[Figure contents as structured data]
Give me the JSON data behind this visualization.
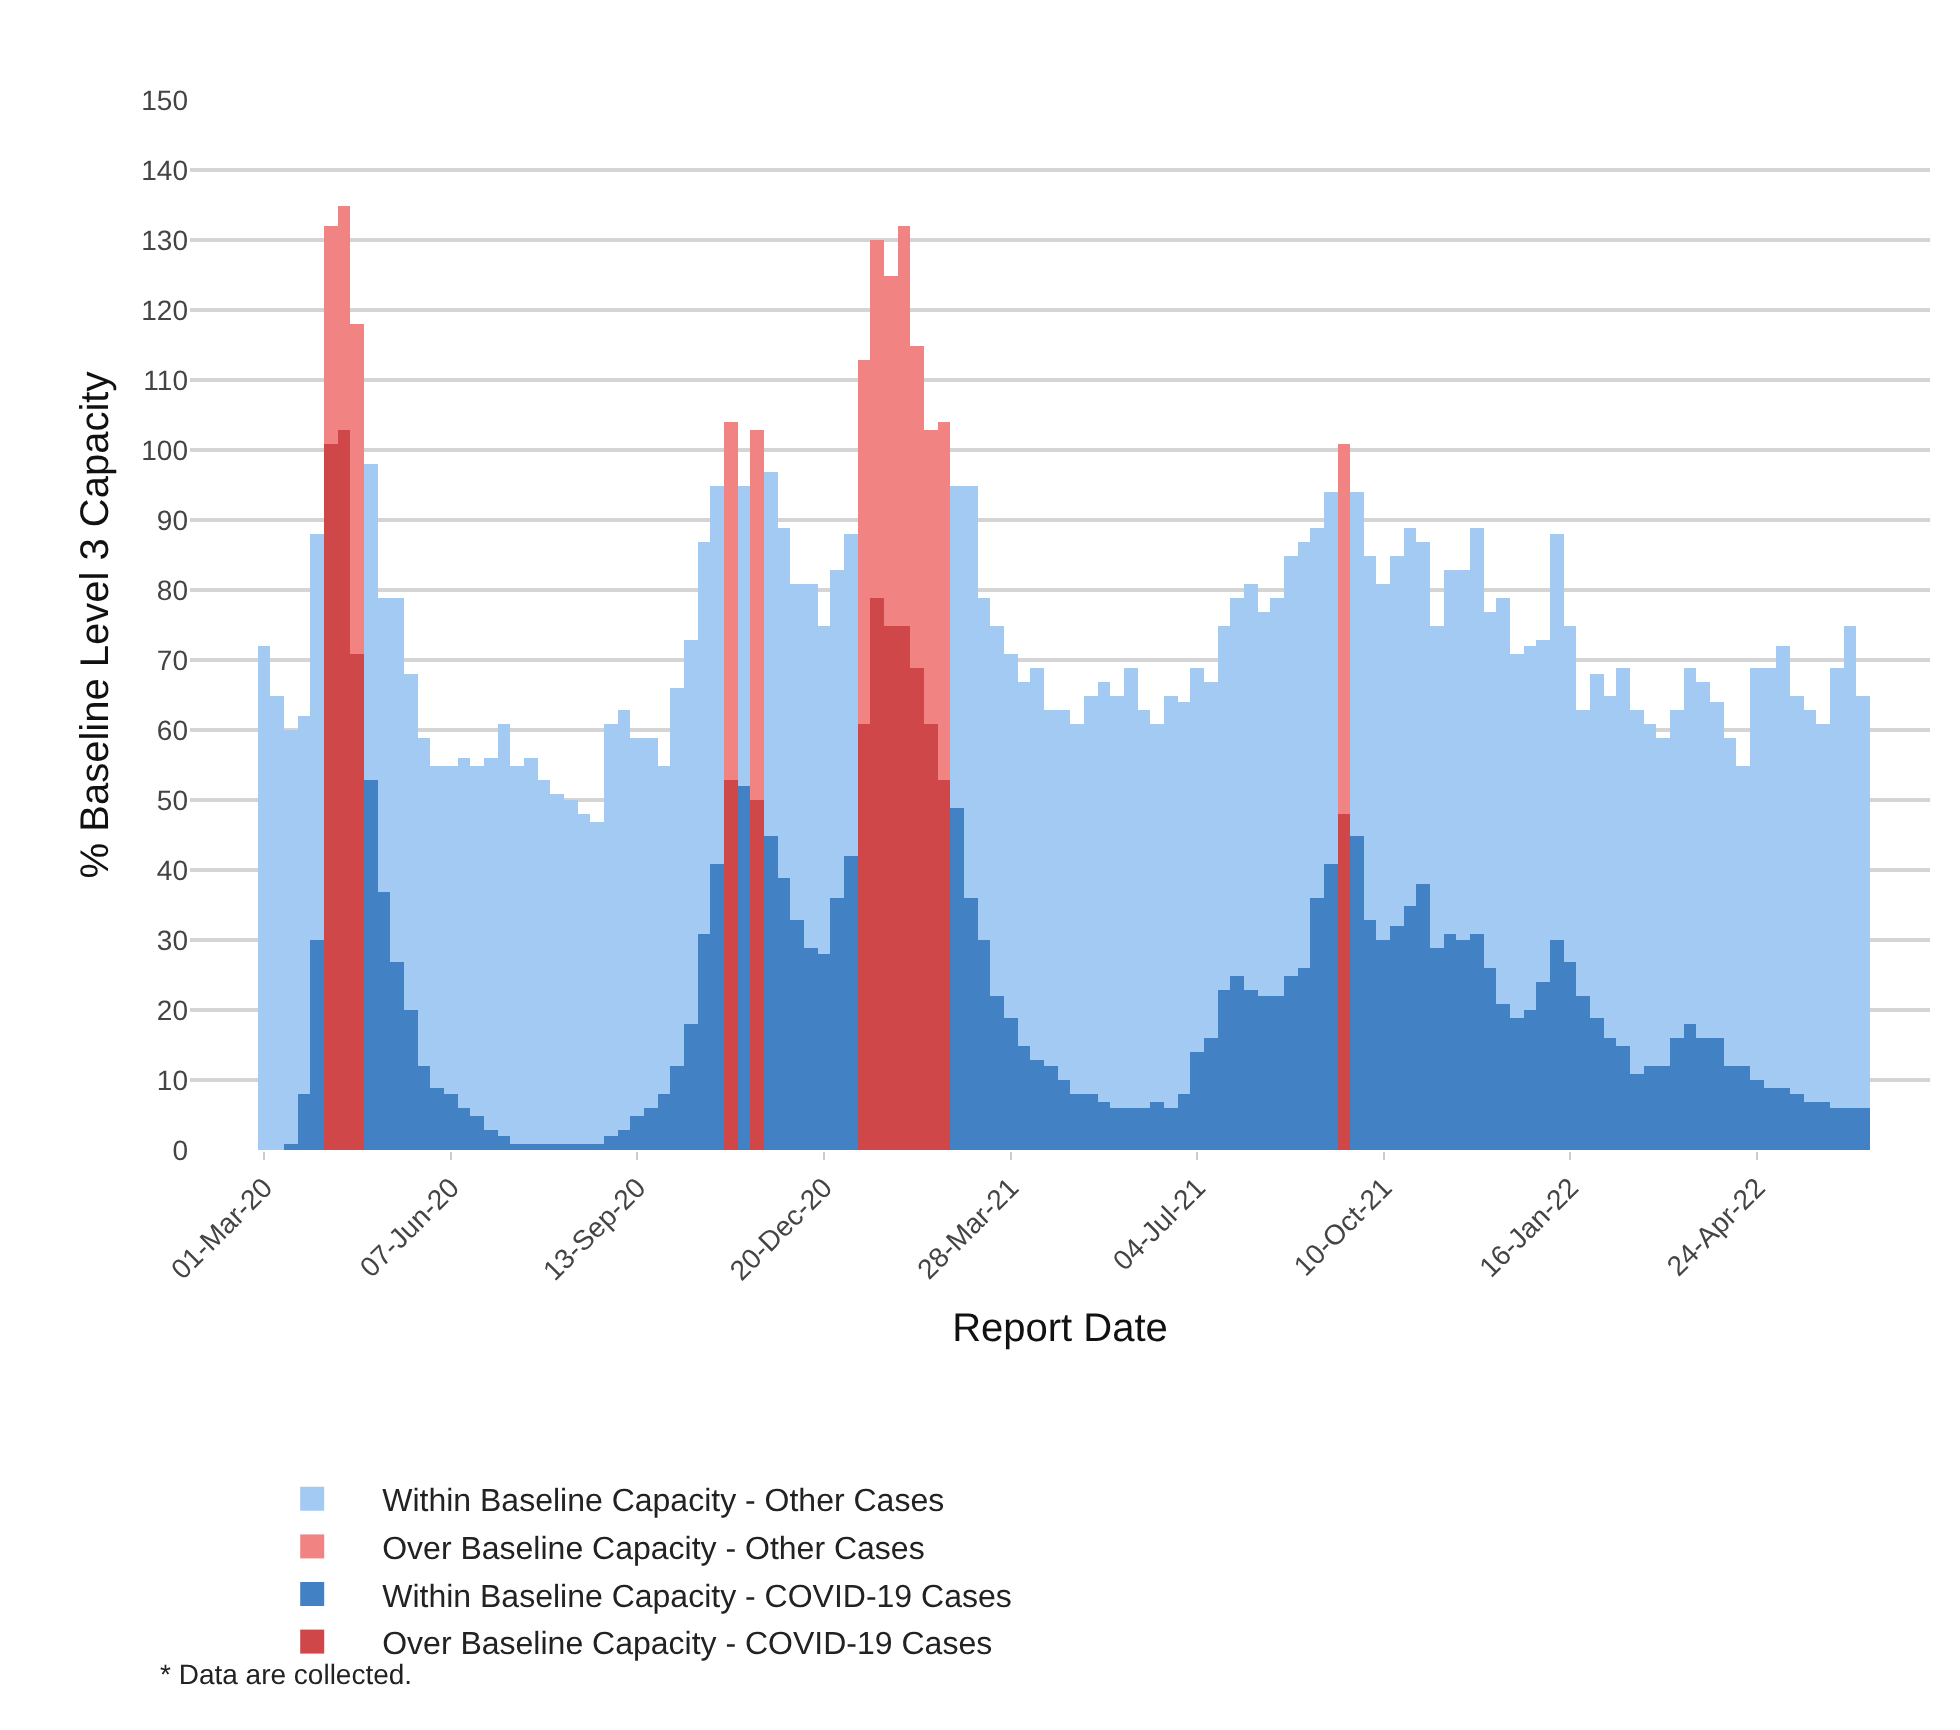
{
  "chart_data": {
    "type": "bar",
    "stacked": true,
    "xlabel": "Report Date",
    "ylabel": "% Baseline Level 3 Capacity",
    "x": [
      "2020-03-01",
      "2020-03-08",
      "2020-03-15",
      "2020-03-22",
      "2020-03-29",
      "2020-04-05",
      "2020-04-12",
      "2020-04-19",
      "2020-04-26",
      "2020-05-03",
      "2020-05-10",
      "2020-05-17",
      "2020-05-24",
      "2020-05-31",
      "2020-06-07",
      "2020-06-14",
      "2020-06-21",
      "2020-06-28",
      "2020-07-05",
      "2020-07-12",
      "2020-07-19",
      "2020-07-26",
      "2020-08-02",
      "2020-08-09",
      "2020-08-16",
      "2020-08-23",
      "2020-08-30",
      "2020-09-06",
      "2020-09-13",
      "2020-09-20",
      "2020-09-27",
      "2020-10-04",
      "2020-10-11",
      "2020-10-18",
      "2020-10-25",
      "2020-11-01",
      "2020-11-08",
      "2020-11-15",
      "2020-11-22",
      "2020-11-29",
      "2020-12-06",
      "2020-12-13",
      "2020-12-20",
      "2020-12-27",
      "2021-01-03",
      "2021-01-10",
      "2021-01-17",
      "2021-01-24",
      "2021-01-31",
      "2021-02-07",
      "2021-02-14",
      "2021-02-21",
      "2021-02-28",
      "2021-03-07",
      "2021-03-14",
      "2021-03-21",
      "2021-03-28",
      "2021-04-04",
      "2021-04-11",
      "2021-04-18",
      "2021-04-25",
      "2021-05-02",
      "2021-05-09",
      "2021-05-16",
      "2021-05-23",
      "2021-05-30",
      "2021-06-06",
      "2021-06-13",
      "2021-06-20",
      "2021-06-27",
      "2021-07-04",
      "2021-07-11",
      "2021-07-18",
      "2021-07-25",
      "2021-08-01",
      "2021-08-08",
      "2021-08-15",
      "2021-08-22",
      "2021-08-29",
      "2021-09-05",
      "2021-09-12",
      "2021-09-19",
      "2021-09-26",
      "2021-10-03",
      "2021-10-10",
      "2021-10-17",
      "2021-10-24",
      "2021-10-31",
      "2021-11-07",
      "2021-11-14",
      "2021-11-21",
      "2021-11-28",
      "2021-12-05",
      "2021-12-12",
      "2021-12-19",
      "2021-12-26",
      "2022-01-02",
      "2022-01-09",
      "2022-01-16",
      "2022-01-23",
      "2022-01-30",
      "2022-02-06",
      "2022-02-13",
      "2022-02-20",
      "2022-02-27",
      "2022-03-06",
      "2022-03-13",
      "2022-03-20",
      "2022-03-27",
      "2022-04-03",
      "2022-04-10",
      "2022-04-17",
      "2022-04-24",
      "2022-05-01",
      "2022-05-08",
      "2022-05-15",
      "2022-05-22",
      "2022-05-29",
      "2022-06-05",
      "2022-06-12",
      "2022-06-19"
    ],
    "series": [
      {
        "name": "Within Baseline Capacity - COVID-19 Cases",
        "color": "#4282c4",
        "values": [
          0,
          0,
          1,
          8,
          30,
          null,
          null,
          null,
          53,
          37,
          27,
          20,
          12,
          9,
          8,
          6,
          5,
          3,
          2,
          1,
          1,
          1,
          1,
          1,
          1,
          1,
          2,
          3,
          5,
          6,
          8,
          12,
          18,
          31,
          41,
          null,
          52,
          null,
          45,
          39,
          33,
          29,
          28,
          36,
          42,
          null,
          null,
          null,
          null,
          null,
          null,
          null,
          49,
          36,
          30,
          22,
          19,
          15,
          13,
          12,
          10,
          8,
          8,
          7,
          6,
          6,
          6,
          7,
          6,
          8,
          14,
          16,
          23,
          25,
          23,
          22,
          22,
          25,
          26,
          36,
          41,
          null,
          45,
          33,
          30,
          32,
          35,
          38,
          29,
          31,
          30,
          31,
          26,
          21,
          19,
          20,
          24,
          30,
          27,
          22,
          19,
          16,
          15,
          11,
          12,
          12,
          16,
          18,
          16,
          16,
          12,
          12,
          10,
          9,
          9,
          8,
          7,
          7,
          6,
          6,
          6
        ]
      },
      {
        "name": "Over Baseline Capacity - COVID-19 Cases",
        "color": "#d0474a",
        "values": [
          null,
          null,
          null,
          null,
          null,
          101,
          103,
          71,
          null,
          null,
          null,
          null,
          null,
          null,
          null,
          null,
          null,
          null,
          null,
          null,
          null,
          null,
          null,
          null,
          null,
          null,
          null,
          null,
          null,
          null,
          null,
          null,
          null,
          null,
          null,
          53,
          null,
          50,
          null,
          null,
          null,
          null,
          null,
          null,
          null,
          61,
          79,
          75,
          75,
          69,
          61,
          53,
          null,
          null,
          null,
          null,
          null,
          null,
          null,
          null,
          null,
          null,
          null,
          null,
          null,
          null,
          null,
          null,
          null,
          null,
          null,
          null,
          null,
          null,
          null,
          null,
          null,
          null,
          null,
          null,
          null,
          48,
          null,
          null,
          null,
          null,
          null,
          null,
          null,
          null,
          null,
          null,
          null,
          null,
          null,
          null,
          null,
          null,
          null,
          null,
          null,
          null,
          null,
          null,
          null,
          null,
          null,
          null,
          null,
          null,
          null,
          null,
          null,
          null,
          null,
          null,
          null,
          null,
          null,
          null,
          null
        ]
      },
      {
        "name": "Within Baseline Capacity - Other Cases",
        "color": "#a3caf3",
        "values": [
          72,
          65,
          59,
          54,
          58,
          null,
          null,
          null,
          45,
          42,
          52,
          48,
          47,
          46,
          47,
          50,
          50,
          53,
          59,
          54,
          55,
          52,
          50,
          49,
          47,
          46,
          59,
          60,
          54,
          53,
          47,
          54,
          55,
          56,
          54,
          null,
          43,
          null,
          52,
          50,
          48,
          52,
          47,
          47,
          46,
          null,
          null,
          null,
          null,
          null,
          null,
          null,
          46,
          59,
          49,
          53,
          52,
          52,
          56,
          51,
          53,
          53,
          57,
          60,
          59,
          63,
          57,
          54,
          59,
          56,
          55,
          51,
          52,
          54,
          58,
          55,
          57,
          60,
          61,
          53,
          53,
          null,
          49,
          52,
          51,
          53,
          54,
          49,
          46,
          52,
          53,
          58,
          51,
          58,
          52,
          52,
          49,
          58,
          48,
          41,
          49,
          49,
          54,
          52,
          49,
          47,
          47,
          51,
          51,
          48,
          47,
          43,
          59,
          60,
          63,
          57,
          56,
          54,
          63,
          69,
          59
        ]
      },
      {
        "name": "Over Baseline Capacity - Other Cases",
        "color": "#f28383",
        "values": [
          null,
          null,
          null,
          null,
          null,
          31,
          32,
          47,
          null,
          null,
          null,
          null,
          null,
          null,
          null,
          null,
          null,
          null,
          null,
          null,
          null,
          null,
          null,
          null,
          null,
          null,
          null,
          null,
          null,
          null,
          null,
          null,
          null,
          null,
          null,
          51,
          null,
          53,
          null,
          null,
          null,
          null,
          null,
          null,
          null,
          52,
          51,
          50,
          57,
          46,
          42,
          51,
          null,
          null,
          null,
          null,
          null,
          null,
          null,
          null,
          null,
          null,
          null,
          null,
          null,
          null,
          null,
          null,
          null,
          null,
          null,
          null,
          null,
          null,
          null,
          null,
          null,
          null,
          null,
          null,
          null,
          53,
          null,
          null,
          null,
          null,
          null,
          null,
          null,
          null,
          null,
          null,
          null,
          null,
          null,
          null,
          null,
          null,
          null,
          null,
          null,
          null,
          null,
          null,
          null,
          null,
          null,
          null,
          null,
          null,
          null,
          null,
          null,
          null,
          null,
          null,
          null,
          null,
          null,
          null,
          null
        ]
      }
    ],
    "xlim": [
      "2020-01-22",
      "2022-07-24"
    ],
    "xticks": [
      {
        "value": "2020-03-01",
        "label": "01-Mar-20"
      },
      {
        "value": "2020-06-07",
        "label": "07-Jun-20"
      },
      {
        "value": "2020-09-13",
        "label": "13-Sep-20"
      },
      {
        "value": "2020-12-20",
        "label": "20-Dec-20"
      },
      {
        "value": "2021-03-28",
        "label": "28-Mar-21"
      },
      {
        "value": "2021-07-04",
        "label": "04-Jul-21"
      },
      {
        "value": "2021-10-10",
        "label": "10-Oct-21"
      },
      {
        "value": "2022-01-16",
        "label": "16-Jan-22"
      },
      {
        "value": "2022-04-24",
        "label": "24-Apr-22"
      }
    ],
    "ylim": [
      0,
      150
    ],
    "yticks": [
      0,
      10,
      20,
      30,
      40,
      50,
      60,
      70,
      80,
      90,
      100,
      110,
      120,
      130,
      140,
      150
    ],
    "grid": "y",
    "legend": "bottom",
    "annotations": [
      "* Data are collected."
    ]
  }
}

(Set exercise): Extract every line above containing the word "name".

(Answer to the problem):
        "name": "Within Baseline Capacity - COVID-19 Cases",
        "name": "Over Baseline Capacity - COVID-19 Cases",
        "name": "Within Baseline Capacity - Other Cases",
        "name": "Over Baseline Capacity - Other Cases",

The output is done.